== EXTRACT TO READ ==

Defining the role of antioxidants and BACH1 in tumor angiogenesis and metastasis

Our group discovered that antioxidant supplementation of the diet accelerates cancer progression and metastasis and that this effect is partly mediated by the redox-sensitive transcription factor BACH1.

Our goal for this project is to define the role of dietary antioxidants in cancer progression and metastasis, focusing on BACH1 and the chemokine CCL28.

Another goal is to understand our surprising discoveries that BACH1 can control HIF1a-independent tumor angiogenesis under normoxia and that knocking out the immune system of mice essentially prevents lung cancer and melanoma metastasis.

Our specific aims include defining mechanisms behind BACH1´s regulation of tumor angiogenesis and the effect of antioxidants on this system in tumors and healthy tissues; testing the hypothesis that targeting CCL28 signaling inhibits cancer progression and metastasis; and defining the role of specific immune cells in lung cancer and melanoma metastasis.

===

> _REQUIRED ACTIONS_:
1. Decide whether each statement agrees with the project description on antioxidants and BACH1, answering yes or no and quoting the deciding words of the description: (a) The group found that antioxidant supplementation of the diet slows cancer progression. (b) The group found that BACH1 can control tumor angiogenesis independently of HIF1a under normoxia. (c) One aim is to test whether targeting CCL28 signaling promotes metastasis.
2. Go on with the project description on antioxidants and BACH1, picking up after its final sentence.
The records after this text are separate material that stands apart from it.

== SUPPLIED INFORMATION ==

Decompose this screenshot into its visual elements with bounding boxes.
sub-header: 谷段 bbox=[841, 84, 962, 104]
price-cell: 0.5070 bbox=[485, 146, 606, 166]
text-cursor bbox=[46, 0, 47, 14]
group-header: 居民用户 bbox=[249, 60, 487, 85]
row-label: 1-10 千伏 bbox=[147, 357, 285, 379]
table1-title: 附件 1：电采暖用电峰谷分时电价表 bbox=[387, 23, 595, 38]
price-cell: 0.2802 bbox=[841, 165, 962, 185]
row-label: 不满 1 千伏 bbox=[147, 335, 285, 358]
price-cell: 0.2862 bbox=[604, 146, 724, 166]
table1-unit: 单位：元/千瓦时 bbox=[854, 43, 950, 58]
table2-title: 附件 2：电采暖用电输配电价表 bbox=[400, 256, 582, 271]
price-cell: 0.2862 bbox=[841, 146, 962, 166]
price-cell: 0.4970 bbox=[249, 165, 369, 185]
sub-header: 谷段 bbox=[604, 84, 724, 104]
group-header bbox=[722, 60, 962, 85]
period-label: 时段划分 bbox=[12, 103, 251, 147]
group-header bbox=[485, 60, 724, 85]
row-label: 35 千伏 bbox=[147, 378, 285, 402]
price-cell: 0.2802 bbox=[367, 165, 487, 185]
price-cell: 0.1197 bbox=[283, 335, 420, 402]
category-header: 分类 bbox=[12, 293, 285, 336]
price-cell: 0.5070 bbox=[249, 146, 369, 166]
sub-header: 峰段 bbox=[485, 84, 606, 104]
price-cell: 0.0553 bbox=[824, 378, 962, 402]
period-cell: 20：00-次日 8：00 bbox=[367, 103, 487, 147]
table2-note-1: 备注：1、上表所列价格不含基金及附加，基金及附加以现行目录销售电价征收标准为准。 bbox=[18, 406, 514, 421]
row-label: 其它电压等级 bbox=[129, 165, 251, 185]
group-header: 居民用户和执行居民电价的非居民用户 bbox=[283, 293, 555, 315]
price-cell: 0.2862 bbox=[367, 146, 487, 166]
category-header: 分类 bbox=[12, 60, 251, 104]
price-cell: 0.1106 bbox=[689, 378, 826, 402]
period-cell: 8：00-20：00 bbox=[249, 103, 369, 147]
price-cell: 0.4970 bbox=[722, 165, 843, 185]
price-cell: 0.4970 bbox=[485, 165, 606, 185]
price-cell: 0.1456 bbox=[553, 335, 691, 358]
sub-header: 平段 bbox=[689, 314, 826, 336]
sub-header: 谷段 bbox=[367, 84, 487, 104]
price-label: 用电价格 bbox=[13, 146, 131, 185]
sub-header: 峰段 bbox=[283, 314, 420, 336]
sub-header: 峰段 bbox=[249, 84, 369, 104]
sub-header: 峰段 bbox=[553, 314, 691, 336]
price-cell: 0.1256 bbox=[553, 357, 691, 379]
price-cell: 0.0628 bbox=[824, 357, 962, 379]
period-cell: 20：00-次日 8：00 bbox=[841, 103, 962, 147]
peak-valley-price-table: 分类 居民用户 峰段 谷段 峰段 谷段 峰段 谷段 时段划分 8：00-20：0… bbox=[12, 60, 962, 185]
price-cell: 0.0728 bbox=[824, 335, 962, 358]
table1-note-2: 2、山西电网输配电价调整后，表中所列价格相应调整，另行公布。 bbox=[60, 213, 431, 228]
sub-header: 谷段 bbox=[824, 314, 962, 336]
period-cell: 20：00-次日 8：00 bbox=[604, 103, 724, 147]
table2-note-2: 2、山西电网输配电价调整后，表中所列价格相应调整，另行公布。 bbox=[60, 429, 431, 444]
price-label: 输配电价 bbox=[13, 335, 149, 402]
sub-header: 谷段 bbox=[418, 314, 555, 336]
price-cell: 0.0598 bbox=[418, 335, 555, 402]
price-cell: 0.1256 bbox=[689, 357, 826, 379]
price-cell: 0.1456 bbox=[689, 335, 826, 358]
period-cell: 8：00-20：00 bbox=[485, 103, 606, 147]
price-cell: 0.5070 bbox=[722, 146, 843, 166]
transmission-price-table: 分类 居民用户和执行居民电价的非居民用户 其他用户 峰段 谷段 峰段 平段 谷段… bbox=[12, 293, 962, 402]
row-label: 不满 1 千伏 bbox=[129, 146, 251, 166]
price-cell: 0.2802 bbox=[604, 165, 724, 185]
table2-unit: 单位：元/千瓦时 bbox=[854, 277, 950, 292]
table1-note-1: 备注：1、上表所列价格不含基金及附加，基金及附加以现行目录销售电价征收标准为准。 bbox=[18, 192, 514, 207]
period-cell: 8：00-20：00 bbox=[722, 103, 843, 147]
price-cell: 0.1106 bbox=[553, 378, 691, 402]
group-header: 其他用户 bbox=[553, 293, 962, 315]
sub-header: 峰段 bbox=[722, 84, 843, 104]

===

> _RESPONSES TO THE TASKS_:
1.
(a) No: "antioxidant supplementation of the diet accelerates cancer progression and metastasis"
(b) Yes: "BACH1 can control HIF1a-independent tumor angiogenesis under normoxia"
(c) No: "testing the hypothesis that targeting CCL28 signaling inhibits cancer progression and metastasis"

2.
Our research has led to exciting findings about the consequences of antioxidant administration and its implications for cancer progression and identified new fundamental mechanisms of tumor biology.

We will now study the main players BACH1 and CCL28, and their interacting partners, and determine whether they can be targeted for improving cancer patient outcomes and further advance our understanding of cancer redox biology.